Dataset entries on figures:
━━━

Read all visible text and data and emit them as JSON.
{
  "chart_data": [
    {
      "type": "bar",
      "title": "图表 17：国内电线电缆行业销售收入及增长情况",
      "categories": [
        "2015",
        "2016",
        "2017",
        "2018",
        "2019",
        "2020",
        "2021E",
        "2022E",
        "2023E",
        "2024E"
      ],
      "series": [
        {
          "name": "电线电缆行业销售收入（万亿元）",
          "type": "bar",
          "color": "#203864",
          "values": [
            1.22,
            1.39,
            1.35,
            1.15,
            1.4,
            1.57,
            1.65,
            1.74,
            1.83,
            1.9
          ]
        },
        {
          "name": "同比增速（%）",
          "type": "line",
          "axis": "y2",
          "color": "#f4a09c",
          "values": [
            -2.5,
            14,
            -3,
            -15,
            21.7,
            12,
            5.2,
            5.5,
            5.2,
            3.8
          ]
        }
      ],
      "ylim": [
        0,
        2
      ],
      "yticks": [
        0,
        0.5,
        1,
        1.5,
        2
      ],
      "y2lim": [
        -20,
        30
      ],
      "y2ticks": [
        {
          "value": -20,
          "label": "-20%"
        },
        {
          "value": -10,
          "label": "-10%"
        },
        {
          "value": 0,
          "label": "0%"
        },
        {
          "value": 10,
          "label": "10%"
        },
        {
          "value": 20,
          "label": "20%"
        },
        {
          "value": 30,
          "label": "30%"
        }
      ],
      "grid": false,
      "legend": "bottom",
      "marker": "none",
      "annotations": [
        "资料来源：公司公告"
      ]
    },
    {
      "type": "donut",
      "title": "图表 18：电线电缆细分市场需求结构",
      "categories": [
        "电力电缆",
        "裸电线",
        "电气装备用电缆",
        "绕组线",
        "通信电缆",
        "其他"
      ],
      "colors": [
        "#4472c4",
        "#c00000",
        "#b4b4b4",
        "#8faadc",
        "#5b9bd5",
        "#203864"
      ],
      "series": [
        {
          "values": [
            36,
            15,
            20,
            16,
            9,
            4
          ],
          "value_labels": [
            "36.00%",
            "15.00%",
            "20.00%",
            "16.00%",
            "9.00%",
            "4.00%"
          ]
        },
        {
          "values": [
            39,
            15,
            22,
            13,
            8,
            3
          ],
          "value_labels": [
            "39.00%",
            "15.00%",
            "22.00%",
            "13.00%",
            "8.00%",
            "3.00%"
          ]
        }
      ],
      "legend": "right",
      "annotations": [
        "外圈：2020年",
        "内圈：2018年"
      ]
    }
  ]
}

━━━

Given instruction:
Every entry needs to be retyped exactly.

Solution:
Read all visible text and data and emit them as JSON.
{
  "chart_data": [
    {
      "type": "bar",
      "title": "图表 17：国内电线电缆行业销售收入及增长情况",
      "categories": [
        "2015",
        "2016",
        "2017",
        "2018",
        "2019",
        "2020",
        "2021E",
        "2022E",
        "2023E",
        "2024E"
      ],
      "series": [
        {
          "name": "电线电缆行业销售收入（万亿元）",
          "type": "bar",
          "color": "#203864",
          "values": [
            1.22,
            1.39,
            1.35,
            1.15,
            1.4,
            1.57,
            1.65,
            1.74,
            1.83,
            1.9
          ]
        },
        {
          "name": "同比增速（%）",
          "type": "line",
          "axis": "y2",
          "color": "#f4a09c",
          "values": [
            -2.5,
            14,
            -3,
            -15,
            21.7,
            12,
            5.2,
            5.5,
            5.2,
            3.8
          ]
        }
      ],
      "ylim": [
        0,
        2
      ],
      "yticks": [
        0,
        0.5,
        1,
        1.5,
        2
      ],
      "y2lim": [
        -20,
        30
      ],
      "y2ticks": [
        {
          "value": -20,
          "label": "-20%"
        },
        {
          "value": -10,
          "label": "-10%"
        },
        {
          "value": 0,
          "label": "0%"
        },
        {
          "value": 10,
          "label": "10%"
        },
        {
          "value": 20,
          "label": "20%"
        },
        {
          "value": 30,
          "label": "30%"
        }
      ],
      "grid": false,
      "legend": "bottom",
      "marker": "none",
      "annotations": [
        "资料来源：公司公告"
      ]
    },
    {
      "type": "donut",
      "title": "图表 18：电线电缆细分市场需求结构",
      "categories": [
        "电力电缆",
        "裸电线",
        "电气装备用电缆",
        "绕组线",
        "通信电缆",
        "其他"
      ],
      "colors": [
        "#4472c4",
        "#c00000",
        "#b4b4b4",
        "#8faadc",
        "#5b9bd5",
        "#203864"
      ],
      "series": [
        {
          "values": [
            36,
            15,
            20,
            16,
            9,
            4
          ],
          "value_labels": [
            "36.00%",
            "15.00%",
            "20.00%",
            "16.00%",
            "9.00%",
            "4.00%"
          ]
        },
        {
          "values": [
            39,
            15,
            22,
            13,
            8,
            3
          ],
          "value_labels": [
            "39.00%",
            "15.00%",
            "22.00%",
            "13.00%",
            "8.00%",
            "3.00%"
          ]
        }
      ],
      "legend": "right",
      "annotations": [
        "外圈：2020年",
        "内圈：2018年"
      ]
    }
  ]
}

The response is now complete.